> Prompt: Tally the lines holding the string "content" and reply with that number alone.

Source data
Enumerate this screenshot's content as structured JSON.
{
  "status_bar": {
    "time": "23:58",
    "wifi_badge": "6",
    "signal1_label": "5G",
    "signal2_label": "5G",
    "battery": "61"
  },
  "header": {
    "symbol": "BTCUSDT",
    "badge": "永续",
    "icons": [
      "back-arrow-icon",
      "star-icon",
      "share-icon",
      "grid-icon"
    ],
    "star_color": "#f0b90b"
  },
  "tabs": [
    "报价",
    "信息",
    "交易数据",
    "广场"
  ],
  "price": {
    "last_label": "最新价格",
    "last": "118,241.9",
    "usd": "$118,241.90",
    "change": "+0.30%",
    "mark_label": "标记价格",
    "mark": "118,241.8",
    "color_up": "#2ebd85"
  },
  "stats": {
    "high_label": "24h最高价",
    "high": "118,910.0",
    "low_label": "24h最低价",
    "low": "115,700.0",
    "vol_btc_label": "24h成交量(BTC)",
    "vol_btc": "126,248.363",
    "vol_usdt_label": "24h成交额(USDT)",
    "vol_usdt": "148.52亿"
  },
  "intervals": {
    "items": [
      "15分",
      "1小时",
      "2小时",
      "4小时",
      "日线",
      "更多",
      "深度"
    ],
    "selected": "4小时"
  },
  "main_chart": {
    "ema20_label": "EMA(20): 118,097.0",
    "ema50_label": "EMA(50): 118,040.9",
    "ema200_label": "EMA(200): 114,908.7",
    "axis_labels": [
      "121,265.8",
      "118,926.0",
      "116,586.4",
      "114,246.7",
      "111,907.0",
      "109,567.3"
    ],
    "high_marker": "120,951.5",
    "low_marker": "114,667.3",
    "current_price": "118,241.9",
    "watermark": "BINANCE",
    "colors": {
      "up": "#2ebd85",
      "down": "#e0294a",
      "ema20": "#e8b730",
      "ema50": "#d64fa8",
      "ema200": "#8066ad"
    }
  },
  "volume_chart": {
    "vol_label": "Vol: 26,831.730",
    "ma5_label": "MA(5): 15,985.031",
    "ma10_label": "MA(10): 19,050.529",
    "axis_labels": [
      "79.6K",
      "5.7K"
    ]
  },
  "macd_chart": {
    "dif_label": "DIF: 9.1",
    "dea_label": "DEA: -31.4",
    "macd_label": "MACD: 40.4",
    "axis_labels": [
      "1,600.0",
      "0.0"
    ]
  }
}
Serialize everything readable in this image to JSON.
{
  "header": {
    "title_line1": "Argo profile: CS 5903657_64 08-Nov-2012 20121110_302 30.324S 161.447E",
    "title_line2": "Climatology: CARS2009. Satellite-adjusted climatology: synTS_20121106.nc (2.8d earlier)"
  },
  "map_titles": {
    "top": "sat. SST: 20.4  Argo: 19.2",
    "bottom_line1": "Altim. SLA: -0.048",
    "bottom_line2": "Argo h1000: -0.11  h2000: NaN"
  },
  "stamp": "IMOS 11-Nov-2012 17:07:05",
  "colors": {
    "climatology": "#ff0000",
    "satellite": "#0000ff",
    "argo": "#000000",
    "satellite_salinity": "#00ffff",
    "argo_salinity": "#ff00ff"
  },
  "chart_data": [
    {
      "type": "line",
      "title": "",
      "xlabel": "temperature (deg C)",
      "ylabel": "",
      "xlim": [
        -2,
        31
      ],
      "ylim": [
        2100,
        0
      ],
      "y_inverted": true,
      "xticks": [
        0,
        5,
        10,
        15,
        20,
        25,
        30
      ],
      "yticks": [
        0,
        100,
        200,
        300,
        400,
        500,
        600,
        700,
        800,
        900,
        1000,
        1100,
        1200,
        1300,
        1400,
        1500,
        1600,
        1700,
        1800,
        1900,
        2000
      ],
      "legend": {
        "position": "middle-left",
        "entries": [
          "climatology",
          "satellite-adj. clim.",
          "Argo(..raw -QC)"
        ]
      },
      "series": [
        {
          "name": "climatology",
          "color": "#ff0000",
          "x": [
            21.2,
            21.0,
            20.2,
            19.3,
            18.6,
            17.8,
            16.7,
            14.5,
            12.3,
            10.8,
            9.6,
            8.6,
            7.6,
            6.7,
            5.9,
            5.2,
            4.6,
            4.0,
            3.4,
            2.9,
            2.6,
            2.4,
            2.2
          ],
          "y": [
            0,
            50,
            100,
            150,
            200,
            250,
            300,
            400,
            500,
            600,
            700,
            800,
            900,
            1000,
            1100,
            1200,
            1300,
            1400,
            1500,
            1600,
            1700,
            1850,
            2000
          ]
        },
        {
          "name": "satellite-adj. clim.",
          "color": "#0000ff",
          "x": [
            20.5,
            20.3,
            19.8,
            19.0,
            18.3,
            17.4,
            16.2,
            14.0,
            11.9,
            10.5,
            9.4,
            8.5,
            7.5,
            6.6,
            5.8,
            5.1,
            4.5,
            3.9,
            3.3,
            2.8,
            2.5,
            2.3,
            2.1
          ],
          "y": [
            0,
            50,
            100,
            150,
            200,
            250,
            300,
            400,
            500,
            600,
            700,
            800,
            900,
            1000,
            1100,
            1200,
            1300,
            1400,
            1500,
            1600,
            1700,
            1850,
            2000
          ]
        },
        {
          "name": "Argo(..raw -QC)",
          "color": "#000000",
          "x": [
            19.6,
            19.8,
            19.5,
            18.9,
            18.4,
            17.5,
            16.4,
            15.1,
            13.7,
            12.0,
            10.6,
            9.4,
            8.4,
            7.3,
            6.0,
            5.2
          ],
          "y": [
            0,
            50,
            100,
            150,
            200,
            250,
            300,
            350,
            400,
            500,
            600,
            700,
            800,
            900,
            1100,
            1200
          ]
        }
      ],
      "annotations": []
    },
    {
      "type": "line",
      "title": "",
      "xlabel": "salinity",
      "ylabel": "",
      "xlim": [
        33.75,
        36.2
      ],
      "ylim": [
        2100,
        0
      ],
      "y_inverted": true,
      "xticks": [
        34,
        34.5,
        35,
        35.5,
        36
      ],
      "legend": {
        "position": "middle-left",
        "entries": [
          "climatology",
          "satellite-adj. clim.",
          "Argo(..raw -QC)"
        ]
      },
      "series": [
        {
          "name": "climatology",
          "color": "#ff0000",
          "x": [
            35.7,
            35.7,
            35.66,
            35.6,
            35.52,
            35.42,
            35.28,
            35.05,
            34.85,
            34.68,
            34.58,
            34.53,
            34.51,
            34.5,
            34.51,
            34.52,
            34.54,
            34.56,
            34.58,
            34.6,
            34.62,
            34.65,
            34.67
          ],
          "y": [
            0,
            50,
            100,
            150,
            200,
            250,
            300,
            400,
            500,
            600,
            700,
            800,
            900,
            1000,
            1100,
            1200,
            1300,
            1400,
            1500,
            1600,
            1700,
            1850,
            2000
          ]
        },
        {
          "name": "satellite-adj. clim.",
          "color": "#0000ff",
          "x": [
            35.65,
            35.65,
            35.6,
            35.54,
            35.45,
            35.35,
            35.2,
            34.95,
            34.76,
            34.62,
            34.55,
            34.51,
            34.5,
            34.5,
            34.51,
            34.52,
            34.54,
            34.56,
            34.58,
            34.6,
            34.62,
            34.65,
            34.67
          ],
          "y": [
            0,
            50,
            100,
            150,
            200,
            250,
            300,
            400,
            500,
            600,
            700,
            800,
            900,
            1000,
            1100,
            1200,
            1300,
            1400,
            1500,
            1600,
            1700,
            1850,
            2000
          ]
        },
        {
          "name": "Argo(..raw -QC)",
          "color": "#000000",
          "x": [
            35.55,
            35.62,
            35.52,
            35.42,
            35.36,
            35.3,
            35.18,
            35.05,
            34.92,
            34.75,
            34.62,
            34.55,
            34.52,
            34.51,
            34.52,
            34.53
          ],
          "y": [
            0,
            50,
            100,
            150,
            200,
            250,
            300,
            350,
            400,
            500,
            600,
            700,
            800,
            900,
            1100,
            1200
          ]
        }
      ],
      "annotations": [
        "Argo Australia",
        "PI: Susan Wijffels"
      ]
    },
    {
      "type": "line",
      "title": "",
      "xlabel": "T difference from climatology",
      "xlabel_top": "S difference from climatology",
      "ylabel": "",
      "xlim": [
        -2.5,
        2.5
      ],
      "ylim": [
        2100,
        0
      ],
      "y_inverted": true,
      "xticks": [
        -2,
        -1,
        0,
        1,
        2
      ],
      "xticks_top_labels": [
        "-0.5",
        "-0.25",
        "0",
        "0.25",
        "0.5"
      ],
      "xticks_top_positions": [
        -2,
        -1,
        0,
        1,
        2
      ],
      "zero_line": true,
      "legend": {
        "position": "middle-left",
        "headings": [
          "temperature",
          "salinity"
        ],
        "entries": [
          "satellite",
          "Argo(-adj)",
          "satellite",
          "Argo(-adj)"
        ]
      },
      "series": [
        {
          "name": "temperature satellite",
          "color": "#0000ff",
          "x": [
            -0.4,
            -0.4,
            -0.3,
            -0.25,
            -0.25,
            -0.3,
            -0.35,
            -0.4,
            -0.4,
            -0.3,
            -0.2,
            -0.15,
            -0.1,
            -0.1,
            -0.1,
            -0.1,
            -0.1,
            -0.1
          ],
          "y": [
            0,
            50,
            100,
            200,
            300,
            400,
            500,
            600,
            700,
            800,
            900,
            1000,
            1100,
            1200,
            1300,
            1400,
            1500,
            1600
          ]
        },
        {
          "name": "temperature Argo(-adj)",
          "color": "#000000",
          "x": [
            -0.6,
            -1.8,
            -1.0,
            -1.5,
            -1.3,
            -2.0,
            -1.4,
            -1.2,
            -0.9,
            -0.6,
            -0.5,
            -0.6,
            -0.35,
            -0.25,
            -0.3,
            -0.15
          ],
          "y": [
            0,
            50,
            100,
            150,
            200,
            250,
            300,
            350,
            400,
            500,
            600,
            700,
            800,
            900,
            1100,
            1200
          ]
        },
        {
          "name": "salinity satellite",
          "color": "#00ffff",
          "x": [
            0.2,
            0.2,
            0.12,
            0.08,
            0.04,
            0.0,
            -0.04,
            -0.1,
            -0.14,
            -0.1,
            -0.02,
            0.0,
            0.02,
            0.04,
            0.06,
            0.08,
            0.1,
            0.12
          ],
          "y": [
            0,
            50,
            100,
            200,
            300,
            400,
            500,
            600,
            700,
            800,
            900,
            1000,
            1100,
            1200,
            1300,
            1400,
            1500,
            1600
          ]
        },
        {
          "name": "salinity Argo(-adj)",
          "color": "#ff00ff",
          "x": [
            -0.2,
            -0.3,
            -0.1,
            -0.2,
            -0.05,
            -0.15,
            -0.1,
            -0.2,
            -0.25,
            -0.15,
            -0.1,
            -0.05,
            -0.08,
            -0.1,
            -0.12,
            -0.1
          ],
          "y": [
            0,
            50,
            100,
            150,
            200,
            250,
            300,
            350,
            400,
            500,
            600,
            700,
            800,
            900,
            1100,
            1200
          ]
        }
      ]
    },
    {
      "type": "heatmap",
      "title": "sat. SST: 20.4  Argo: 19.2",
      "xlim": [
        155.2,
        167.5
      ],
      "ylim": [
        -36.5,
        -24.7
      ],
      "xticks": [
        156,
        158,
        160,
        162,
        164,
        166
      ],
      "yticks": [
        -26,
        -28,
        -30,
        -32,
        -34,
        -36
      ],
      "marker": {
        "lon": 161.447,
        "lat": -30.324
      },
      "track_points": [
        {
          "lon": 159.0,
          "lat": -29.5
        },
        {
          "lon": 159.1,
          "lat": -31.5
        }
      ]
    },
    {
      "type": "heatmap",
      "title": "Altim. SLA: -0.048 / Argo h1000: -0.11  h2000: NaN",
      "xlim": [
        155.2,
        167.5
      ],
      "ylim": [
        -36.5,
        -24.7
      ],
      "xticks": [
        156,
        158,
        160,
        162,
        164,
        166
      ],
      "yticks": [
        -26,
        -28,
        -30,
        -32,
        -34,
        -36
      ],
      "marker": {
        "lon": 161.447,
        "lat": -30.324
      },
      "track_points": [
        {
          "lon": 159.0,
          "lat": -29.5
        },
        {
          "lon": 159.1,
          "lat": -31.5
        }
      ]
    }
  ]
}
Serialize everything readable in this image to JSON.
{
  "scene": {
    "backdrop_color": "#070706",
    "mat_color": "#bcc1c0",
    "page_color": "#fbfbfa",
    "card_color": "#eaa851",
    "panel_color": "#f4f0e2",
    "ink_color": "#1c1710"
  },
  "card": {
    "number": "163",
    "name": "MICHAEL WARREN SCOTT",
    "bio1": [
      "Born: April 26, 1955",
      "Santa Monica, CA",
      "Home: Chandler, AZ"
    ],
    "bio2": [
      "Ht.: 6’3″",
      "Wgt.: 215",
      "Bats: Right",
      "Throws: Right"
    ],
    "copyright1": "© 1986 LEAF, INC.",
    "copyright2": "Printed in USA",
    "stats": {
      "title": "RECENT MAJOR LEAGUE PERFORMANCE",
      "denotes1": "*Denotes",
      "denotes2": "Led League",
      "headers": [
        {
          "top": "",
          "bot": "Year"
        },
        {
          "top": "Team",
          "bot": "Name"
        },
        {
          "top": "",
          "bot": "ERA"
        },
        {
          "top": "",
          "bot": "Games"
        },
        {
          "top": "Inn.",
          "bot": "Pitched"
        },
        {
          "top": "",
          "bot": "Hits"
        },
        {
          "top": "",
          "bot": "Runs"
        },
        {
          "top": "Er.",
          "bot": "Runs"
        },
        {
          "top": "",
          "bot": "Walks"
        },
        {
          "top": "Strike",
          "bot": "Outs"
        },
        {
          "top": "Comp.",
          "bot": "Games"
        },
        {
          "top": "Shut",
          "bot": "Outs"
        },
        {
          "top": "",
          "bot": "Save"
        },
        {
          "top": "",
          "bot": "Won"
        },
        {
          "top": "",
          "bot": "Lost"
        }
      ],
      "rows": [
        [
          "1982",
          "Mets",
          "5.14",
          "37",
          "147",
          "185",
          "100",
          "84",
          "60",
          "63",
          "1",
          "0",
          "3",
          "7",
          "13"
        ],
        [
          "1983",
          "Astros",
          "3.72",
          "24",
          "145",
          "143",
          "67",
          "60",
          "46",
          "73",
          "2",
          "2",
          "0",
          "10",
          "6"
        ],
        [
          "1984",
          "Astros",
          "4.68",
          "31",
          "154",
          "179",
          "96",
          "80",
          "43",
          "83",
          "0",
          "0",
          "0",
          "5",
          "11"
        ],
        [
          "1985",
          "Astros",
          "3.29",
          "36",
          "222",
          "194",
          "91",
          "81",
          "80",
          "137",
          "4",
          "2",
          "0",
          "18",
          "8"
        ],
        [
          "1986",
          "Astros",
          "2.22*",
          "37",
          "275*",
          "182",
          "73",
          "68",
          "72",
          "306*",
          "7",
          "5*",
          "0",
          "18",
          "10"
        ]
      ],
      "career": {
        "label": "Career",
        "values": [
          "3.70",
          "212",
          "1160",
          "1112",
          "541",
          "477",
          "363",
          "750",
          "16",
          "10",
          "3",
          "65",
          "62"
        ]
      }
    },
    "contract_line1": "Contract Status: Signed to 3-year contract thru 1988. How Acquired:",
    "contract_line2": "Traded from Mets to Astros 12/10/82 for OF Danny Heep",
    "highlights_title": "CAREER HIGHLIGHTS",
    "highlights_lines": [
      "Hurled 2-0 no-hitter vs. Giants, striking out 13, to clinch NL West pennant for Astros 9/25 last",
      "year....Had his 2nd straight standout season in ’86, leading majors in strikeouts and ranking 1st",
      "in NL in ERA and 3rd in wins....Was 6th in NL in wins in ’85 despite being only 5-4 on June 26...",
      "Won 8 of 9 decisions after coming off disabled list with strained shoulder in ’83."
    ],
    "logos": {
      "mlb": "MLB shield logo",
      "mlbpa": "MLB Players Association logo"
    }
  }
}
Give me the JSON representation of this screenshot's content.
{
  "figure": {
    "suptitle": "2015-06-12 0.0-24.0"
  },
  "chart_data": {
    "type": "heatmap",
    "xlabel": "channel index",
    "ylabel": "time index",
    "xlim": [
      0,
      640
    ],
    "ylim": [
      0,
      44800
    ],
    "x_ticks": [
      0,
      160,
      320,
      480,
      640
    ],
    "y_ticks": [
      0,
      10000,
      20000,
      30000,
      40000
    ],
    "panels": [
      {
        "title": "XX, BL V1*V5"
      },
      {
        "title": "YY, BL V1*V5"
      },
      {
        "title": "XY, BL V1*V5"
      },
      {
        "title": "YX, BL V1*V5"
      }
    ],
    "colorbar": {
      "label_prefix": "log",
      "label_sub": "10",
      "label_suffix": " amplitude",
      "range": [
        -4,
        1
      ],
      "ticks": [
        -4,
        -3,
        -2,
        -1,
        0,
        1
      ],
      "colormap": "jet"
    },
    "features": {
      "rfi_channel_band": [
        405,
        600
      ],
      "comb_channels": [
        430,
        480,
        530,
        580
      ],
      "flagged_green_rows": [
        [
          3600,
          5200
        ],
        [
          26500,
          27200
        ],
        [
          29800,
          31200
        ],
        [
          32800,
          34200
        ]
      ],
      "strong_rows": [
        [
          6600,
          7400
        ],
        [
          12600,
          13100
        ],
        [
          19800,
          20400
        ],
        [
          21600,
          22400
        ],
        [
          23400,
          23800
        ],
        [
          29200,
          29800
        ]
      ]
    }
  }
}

> Response to the task: 2